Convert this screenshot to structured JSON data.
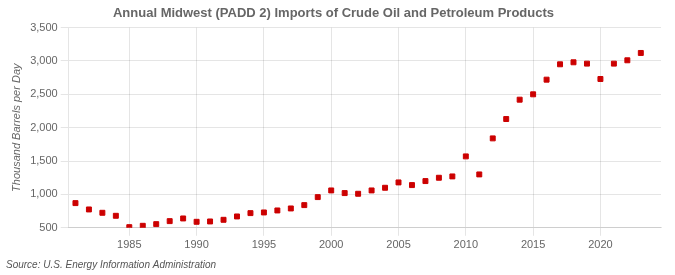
{
  "chart_data": {
    "type": "scatter",
    "title": "Annual Midwest (PADD 2) Imports of Crude Oil and Petroleum Products",
    "ylabel": "Thousand Barrels per Day",
    "source": "Source: U.S. Energy Information Administration",
    "x": [
      1981,
      1982,
      1983,
      1984,
      1985,
      1986,
      1987,
      1988,
      1989,
      1990,
      1991,
      1992,
      1993,
      1994,
      1995,
      1996,
      1997,
      1998,
      1999,
      2000,
      2001,
      2002,
      2003,
      2004,
      2005,
      2006,
      2007,
      2008,
      2009,
      2010,
      2011,
      2012,
      2013,
      2014,
      2015,
      2016,
      2017,
      2018,
      2019,
      2020,
      2021,
      2022,
      2023
    ],
    "values": [
      870,
      775,
      725,
      680,
      510,
      530,
      555,
      600,
      640,
      590,
      595,
      620,
      670,
      720,
      730,
      760,
      790,
      840,
      960,
      1060,
      1020,
      1010,
      1060,
      1100,
      1180,
      1140,
      1200,
      1250,
      1270,
      1570,
      1300,
      1840,
      2130,
      2420,
      2500,
      2720,
      2950,
      2980,
      2960,
      2730,
      2960,
      3010,
      3120
    ],
    "color": "#cc0000",
    "marker": "square",
    "xlim": [
      1980.5,
      2024.5
    ],
    "xticks": [
      1985,
      1990,
      1995,
      2000,
      2005,
      2010,
      2015,
      2020
    ],
    "ylim": [
      500,
      3500
    ],
    "yticks": [
      500,
      {
        "value": 1000,
        "label": "1,000"
      },
      {
        "value": 1500,
        "label": "1,500"
      },
      {
        "value": 2000,
        "label": "2,000"
      },
      {
        "value": 2500,
        "label": "2,500"
      },
      {
        "value": 3000,
        "label": "3,000"
      },
      {
        "value": 3500,
        "label": "3,500"
      }
    ],
    "grid": true
  }
}
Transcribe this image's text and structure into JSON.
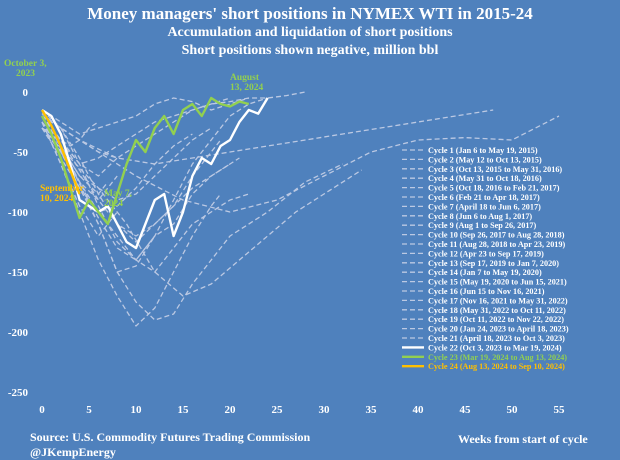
· · ·
* [DIRECTIVE]:
Transcribe the complete set of entries verbatim. No pictures belong in the copy.

* [RESULT FOR THIS EXERCISE]:
Convert this screenshot to structured JSON data.
{
  "chart_data": {
    "type": "scatter",
    "title": "Annual Midwest (PADD 2) Imports of Crude Oil and Petroleum Products",
    "ylabel": "Thousand Barrels per Day",
    "source": "Source: U.S. Energy Information Administration",
    "x": [
      1981,
      1982,
      1983,
      1984,
      1985,
      1986,
      1987,
      1988,
      1989,
      1990,
      1991,
      1992,
      1993,
      1994,
      1995,
      1996,
      1997,
      1998,
      1999,
      2000,
      2001,
      2002,
      2003,
      2004,
      2005,
      2006,
      2007,
      2008,
      2009,
      2010,
      2011,
      2012,
      2013,
      2014,
      2015,
      2016,
      2017,
      2018,
      2019,
      2020,
      2021,
      2022,
      2023
    ],
    "values": [
      870,
      775,
      725,
      680,
      510,
      530,
      555,
      600,
      640,
      590,
      595,
      620,
      670,
      720,
      730,
      760,
      790,
      840,
      960,
      1060,
      1020,
      1010,
      1060,
      1100,
      1180,
      1140,
      1200,
      1250,
      1270,
      1570,
      1300,
      1840,
      2130,
      2420,
      2500,
      2720,
      2950,
      2980,
      2960,
      2730,
      2960,
      3010,
      3120
    ],
    "color": "#cc0000",
    "marker": "square",
    "xlim": [
      1980.5,
      2024.5
    ],
    "xticks": [
      1985,
      1990,
      1995,
      2000,
      2005,
      2010,
      2015,
      2020
    ],
    "ylim": [
      500,
      3500
    ],
    "yticks": [
      500,
      {
        "value": 1000,
        "label": "1,000"
      },
      {
        "value": 1500,
        "label": "1,500"
      },
      {
        "value": 2000,
        "label": "2,000"
      },
      {
        "value": 2500,
        "label": "2,500"
      },
      {
        "value": 3000,
        "label": "3,000"
      },
      {
        "value": 3500,
        "label": "3,500"
      }
    ],
    "grid": true
  }
}
Transcribe this image's text and structure into JSON.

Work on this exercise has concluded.